[BEGIN EXERCISE INPUTS]

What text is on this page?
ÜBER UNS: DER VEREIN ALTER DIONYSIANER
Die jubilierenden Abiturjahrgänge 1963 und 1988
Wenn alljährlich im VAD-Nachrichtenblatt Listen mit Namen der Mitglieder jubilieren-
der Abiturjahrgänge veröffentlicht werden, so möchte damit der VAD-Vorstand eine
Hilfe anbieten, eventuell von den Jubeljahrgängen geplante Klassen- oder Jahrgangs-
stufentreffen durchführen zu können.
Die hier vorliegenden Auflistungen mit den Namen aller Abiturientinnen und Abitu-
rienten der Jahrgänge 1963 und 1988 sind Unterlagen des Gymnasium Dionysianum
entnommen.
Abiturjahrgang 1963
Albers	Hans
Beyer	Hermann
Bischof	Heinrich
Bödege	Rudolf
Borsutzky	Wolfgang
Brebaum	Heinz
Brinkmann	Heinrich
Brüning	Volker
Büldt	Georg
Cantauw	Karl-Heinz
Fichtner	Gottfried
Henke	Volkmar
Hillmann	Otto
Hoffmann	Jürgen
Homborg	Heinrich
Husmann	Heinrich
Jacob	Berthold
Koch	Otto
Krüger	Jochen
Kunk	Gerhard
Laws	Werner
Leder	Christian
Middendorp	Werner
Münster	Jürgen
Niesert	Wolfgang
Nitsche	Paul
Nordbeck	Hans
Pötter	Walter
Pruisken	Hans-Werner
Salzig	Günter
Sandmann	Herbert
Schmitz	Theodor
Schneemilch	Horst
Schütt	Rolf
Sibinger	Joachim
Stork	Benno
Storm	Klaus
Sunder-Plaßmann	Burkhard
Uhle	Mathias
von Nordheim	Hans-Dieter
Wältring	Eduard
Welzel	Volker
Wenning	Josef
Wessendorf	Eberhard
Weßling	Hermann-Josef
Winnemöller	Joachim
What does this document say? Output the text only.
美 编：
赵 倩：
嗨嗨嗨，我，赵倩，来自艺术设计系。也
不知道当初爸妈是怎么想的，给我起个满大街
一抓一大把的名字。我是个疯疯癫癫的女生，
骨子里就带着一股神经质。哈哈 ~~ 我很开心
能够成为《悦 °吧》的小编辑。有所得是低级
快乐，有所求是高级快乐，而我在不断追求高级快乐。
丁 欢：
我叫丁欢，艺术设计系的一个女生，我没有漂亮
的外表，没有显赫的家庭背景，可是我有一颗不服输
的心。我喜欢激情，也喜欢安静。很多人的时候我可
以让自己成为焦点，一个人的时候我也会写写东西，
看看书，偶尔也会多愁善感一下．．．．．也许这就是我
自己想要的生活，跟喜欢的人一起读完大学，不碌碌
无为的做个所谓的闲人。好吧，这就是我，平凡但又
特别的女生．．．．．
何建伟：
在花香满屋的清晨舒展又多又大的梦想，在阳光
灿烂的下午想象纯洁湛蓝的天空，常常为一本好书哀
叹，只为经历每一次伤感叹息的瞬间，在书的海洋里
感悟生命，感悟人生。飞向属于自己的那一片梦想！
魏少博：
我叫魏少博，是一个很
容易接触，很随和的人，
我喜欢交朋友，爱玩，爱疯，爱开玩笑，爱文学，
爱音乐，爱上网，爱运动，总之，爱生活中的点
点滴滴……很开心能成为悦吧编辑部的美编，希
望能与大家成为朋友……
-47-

[END EXERCISE INPUTS]

Search the lines above for the string "Wolfgang" and copy each line that has it.

**TASK RESULT**
Borsutzky	Wolfgang
Niesert	Wolfgang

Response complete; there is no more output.